EXERCISE OBJECTIVE: Look through the material below for "Rania". Copy every line that contains it.

DATASET RECORDS:

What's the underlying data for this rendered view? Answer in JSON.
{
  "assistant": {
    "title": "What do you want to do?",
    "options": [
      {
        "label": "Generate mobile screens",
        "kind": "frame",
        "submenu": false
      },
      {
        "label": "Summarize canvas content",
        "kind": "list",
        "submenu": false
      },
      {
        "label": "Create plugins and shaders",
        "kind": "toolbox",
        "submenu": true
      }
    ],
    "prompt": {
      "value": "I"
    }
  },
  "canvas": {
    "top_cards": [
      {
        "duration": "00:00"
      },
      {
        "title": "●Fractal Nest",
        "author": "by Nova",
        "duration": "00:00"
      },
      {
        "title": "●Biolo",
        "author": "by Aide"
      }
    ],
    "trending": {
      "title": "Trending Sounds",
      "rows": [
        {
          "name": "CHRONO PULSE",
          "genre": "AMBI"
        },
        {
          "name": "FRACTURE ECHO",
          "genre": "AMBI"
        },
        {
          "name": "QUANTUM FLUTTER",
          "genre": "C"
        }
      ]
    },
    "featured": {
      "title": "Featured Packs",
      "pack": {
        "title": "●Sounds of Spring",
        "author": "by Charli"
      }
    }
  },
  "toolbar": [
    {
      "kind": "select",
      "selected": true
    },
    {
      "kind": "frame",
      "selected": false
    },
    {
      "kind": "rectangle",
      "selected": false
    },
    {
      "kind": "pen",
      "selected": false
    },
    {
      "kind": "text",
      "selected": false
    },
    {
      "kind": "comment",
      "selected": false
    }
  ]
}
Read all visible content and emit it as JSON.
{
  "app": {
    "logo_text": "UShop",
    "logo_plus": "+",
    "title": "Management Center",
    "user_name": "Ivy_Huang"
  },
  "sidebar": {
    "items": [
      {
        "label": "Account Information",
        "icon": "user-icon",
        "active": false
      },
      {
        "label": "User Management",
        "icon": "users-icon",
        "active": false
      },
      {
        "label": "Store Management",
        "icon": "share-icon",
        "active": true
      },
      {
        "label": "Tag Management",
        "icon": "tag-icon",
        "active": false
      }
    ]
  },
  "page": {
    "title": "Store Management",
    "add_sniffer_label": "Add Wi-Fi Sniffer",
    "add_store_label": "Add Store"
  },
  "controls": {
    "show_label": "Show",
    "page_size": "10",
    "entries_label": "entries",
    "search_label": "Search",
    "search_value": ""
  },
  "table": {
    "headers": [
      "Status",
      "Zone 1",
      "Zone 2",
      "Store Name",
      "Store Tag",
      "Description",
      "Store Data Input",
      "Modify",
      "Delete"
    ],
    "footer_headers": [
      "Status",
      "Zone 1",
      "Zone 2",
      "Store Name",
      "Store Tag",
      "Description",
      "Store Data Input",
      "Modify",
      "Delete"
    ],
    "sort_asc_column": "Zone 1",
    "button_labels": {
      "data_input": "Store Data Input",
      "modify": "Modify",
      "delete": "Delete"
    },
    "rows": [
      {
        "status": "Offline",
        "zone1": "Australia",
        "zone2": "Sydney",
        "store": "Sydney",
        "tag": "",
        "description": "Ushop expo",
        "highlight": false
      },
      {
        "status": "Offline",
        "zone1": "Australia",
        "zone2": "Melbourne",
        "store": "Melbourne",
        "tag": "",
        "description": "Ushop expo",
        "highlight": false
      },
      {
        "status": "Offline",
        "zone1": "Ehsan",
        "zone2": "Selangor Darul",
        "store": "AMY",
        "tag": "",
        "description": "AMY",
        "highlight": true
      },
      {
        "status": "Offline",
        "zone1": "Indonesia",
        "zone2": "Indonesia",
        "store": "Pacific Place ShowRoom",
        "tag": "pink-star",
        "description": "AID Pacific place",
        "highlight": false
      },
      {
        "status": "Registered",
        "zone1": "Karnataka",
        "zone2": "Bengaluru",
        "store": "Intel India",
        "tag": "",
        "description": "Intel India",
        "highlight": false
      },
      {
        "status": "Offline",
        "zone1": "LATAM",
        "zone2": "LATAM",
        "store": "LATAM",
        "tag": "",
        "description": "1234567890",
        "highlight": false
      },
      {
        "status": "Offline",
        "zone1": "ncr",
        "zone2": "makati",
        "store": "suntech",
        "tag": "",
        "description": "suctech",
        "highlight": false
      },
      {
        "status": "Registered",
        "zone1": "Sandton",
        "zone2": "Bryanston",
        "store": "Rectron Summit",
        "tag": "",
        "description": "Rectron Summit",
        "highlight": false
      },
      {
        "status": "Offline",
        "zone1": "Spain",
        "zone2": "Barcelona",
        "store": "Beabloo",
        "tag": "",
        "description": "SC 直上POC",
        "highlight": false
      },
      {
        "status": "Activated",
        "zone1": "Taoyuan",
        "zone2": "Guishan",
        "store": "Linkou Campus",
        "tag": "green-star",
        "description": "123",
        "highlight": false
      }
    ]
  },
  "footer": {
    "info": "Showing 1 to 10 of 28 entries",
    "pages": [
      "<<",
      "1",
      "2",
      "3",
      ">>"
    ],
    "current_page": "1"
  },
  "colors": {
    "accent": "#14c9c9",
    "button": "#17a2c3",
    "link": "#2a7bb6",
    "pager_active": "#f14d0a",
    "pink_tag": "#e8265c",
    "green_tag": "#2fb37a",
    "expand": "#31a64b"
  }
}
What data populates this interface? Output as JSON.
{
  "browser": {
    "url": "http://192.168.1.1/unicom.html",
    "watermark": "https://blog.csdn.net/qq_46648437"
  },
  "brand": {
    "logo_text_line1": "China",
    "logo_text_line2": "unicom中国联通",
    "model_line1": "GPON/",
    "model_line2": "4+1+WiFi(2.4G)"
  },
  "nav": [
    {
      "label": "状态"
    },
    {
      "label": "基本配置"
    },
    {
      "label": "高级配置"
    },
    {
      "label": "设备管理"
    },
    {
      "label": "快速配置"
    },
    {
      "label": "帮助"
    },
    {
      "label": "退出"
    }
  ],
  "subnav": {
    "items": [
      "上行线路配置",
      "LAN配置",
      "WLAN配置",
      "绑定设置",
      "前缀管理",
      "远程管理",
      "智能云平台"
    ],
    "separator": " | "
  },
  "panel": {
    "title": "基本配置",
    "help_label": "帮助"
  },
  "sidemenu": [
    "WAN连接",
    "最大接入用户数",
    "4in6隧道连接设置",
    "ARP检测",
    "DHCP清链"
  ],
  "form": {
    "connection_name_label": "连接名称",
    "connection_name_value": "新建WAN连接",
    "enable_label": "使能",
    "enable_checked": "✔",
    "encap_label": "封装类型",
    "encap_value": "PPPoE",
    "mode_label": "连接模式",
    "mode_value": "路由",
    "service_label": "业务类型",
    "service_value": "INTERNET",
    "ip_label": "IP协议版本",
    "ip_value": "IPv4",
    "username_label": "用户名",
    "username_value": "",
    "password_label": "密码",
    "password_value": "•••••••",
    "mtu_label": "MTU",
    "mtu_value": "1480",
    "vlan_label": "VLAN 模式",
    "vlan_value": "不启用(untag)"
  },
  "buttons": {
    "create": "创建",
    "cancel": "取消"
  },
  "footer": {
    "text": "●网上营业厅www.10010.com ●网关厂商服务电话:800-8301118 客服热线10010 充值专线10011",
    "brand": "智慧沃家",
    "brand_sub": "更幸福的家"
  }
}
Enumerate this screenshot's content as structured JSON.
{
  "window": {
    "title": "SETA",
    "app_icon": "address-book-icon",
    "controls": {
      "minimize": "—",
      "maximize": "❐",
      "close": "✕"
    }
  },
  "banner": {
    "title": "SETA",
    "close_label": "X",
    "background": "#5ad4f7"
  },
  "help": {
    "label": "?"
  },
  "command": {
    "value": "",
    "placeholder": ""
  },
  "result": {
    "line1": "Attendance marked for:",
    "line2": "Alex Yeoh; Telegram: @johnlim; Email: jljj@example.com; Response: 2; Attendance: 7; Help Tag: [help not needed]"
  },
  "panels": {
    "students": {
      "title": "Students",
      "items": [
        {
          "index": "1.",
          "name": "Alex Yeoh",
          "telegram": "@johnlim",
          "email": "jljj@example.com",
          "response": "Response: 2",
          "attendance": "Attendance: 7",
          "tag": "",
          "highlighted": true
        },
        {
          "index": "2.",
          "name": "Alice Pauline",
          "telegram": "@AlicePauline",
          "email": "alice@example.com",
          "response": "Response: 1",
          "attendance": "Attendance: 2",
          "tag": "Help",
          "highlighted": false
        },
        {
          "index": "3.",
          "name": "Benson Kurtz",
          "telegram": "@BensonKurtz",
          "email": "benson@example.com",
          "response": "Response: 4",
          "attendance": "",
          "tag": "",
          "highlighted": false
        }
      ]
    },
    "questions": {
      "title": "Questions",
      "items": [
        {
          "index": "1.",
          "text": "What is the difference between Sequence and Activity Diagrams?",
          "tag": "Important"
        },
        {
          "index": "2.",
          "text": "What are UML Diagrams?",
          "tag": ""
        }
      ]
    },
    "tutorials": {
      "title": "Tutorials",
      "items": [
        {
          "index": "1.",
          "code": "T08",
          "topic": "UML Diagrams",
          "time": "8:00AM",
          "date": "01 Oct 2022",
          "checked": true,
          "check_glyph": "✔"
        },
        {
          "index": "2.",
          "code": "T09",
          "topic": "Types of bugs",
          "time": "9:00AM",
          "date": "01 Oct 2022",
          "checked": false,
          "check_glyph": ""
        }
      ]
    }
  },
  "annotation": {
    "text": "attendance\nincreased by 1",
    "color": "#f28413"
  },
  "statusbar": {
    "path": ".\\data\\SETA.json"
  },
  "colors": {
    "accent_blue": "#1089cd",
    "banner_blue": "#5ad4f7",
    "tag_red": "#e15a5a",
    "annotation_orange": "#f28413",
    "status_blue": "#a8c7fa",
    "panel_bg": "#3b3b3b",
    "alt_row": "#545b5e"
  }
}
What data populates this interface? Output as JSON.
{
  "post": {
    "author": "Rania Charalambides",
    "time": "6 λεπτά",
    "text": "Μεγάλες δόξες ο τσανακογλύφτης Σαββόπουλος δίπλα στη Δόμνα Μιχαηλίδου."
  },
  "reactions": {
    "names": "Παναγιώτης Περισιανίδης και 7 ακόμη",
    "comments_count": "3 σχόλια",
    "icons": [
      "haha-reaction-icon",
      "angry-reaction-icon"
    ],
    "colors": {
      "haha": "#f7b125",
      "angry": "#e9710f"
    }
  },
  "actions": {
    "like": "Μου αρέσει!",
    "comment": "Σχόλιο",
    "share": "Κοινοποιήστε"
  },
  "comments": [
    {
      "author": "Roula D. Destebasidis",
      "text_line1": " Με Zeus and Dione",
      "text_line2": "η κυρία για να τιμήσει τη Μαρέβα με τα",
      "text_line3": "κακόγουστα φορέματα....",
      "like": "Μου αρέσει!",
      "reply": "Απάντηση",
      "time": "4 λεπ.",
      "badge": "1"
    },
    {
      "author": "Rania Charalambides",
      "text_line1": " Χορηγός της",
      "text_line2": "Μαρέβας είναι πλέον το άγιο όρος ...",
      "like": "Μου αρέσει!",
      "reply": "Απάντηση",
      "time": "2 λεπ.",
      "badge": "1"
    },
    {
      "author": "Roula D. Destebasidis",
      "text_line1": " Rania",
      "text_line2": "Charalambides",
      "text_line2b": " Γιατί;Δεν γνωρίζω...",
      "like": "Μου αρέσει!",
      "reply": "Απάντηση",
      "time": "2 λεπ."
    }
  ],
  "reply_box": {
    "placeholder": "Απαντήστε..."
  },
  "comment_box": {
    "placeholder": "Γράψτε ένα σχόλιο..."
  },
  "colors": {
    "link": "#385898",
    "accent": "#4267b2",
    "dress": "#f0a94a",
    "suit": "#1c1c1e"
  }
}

IN RESPONSE:
    "author": "Rania Charalambides",
      "author": "Rania Charalambides",
      "text_line1": " Rania",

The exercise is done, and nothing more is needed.